### RECORD EXCERPTS
- - - -
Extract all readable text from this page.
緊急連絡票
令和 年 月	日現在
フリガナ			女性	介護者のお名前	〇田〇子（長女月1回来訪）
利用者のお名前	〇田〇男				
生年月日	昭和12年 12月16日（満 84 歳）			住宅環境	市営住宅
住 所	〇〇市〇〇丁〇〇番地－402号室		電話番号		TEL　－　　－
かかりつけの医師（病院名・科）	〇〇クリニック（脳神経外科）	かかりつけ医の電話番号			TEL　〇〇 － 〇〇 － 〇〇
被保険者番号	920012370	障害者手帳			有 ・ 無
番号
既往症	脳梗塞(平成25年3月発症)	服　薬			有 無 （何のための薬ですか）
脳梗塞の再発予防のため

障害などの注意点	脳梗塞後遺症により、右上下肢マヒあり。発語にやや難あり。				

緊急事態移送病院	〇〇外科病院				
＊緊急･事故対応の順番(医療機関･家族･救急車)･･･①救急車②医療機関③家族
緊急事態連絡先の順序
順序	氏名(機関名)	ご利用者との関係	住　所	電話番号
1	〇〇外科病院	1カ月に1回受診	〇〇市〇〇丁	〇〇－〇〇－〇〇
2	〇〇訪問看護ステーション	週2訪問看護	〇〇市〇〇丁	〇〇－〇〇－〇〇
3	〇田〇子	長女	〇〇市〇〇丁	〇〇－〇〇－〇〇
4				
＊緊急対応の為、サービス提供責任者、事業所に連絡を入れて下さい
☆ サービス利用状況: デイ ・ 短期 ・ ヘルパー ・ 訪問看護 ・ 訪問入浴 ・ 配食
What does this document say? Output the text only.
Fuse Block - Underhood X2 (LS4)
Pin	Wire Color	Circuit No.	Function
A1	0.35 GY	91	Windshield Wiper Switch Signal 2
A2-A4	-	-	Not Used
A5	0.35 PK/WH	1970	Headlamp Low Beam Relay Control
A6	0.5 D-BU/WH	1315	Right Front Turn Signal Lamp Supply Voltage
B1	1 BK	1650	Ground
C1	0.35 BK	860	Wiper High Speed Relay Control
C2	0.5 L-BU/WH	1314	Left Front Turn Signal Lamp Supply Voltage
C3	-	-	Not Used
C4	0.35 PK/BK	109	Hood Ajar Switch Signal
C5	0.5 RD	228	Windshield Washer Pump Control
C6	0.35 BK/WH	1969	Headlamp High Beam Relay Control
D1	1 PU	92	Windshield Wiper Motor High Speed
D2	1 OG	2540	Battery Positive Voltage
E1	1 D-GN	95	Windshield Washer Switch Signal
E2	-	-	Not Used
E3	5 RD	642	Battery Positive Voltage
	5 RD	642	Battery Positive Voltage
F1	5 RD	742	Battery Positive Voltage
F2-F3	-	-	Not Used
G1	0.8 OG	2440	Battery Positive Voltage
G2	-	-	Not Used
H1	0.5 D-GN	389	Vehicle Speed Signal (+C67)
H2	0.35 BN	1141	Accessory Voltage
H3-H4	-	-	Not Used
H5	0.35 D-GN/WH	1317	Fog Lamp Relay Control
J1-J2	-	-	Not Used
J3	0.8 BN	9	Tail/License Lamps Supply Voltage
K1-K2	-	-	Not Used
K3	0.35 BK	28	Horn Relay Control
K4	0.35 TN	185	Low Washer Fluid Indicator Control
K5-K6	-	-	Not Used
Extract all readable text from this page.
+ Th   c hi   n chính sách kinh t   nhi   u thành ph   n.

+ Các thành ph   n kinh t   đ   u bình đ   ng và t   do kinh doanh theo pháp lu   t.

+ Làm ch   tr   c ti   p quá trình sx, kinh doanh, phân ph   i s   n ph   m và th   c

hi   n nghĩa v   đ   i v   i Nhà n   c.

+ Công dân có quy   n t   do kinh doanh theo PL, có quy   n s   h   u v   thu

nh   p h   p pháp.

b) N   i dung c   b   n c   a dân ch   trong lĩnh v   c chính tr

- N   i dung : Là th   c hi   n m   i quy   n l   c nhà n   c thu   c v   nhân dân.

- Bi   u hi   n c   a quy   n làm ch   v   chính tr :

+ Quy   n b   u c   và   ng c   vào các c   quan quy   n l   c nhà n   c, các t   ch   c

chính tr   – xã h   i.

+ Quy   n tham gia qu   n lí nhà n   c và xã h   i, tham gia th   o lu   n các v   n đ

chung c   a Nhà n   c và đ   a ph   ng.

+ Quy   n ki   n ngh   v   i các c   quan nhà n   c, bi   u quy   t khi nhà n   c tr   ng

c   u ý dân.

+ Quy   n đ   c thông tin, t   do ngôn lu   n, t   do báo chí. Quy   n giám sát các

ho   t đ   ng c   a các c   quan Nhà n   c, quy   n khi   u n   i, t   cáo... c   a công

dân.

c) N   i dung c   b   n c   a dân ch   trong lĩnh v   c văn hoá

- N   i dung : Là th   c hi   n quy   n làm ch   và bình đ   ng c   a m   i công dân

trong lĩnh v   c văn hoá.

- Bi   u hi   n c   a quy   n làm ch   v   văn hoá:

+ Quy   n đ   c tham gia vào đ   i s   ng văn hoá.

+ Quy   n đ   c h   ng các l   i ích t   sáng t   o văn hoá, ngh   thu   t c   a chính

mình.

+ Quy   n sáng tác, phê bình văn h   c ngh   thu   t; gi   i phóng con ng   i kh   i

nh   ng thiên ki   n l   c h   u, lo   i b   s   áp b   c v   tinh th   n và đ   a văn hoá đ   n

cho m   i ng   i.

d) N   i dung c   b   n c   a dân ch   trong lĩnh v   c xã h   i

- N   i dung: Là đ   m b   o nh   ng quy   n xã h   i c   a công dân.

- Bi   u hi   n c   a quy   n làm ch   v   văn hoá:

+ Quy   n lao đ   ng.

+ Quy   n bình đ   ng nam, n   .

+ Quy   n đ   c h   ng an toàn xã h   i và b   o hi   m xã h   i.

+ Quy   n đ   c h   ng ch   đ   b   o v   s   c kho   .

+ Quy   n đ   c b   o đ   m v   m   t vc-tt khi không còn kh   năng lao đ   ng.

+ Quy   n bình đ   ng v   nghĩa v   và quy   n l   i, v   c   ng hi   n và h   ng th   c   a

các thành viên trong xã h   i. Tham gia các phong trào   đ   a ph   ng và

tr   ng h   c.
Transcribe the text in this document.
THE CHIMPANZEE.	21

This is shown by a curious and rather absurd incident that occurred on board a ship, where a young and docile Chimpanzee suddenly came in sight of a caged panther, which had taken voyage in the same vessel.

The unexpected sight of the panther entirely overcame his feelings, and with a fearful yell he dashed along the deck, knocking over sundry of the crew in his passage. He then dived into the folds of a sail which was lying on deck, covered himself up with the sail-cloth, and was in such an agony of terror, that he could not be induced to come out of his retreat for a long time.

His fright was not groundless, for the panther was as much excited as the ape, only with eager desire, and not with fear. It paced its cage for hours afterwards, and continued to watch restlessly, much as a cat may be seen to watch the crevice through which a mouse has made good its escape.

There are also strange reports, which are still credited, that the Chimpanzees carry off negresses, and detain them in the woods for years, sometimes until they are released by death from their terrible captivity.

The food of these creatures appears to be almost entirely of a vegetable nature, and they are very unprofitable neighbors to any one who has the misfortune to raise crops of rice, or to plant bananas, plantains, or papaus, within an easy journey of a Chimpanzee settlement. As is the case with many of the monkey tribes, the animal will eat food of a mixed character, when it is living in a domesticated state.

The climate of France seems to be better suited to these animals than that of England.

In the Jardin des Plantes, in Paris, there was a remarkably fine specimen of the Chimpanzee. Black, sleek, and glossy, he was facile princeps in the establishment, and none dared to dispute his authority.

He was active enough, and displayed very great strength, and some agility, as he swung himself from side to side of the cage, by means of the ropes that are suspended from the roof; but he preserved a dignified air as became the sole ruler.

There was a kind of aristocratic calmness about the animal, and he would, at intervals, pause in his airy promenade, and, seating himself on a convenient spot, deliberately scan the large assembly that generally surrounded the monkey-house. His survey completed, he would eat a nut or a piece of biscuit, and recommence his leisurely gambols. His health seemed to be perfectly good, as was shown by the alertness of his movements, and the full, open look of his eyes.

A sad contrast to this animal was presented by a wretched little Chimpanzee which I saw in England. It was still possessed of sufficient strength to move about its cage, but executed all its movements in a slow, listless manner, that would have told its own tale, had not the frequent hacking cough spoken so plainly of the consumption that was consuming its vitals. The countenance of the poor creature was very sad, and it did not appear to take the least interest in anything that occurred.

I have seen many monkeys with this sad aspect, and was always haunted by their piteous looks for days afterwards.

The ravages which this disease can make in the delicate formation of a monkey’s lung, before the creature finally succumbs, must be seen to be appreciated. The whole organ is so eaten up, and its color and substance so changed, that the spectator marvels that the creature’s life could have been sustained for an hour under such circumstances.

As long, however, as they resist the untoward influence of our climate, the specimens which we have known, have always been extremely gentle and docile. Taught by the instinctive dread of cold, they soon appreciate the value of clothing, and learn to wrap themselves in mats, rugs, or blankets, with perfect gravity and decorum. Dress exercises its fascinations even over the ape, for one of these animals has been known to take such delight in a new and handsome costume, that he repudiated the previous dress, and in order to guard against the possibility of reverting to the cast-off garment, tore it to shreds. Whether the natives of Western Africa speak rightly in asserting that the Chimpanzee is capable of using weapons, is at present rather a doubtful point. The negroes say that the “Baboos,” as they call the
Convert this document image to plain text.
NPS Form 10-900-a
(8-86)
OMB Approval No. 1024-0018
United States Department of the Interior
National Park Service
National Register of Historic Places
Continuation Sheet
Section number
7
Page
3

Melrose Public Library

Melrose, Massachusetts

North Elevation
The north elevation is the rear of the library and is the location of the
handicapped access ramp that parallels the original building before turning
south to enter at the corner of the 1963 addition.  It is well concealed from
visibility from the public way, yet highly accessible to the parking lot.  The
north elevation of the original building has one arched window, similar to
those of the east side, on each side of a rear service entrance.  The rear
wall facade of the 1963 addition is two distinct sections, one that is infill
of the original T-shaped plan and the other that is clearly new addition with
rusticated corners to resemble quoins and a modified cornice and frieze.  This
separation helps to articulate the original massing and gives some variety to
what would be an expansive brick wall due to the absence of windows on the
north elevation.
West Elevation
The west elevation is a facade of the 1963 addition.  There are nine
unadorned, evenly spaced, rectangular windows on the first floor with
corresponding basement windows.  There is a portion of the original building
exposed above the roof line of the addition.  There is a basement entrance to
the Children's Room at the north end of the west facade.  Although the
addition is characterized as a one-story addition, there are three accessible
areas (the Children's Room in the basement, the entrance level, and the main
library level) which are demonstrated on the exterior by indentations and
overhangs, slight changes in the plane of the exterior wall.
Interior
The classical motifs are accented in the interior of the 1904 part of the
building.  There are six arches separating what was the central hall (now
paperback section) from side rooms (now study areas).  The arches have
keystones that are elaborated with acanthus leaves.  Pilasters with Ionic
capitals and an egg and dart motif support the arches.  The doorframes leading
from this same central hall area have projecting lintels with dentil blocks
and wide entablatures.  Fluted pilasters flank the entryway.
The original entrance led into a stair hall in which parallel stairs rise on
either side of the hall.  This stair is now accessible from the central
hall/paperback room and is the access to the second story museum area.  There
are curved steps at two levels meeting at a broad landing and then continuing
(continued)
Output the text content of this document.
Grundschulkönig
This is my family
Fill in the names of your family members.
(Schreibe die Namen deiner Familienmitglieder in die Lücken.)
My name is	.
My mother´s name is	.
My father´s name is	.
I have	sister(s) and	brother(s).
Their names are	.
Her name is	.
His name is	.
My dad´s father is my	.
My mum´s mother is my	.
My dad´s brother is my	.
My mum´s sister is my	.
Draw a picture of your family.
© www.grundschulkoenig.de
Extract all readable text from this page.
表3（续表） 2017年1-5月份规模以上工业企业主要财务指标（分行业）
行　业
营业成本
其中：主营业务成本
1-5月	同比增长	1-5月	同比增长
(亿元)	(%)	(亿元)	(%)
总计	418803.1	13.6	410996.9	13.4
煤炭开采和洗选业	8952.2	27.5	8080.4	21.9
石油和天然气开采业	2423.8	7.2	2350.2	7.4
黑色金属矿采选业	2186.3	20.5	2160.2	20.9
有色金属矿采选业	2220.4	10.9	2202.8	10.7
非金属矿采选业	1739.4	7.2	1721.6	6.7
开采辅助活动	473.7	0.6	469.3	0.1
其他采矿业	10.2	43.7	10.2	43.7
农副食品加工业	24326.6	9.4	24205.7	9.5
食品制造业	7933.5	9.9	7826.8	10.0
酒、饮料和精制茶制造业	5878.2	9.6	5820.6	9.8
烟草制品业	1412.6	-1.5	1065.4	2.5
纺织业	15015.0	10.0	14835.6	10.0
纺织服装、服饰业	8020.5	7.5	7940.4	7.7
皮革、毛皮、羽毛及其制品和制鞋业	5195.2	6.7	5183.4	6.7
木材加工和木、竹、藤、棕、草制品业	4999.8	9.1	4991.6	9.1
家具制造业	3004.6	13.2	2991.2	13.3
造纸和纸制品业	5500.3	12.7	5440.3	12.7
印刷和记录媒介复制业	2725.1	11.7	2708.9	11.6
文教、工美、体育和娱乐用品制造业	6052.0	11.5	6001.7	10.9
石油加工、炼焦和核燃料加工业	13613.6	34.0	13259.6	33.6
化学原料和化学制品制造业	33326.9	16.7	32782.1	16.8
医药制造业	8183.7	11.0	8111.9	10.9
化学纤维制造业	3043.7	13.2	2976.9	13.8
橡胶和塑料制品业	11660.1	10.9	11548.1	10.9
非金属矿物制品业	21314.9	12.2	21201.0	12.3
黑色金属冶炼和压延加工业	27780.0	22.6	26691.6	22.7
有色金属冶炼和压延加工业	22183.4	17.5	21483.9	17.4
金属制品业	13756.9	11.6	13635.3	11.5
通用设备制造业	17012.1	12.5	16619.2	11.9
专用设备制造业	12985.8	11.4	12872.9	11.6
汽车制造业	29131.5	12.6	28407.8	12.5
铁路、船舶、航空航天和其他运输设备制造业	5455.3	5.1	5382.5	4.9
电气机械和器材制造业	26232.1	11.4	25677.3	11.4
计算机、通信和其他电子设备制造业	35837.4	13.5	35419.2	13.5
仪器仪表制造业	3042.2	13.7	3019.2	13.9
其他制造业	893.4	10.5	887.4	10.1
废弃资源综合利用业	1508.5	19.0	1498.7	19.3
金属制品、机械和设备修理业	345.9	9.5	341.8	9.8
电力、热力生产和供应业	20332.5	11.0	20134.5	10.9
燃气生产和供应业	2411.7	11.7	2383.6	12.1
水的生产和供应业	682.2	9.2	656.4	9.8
- - - -
### WORK TO COMPLETE
Reproduce each line from the records that contains the word "family".

### FULL RESPONSE
This is my family
Fill in the names of your family members.
Draw a picture of your family.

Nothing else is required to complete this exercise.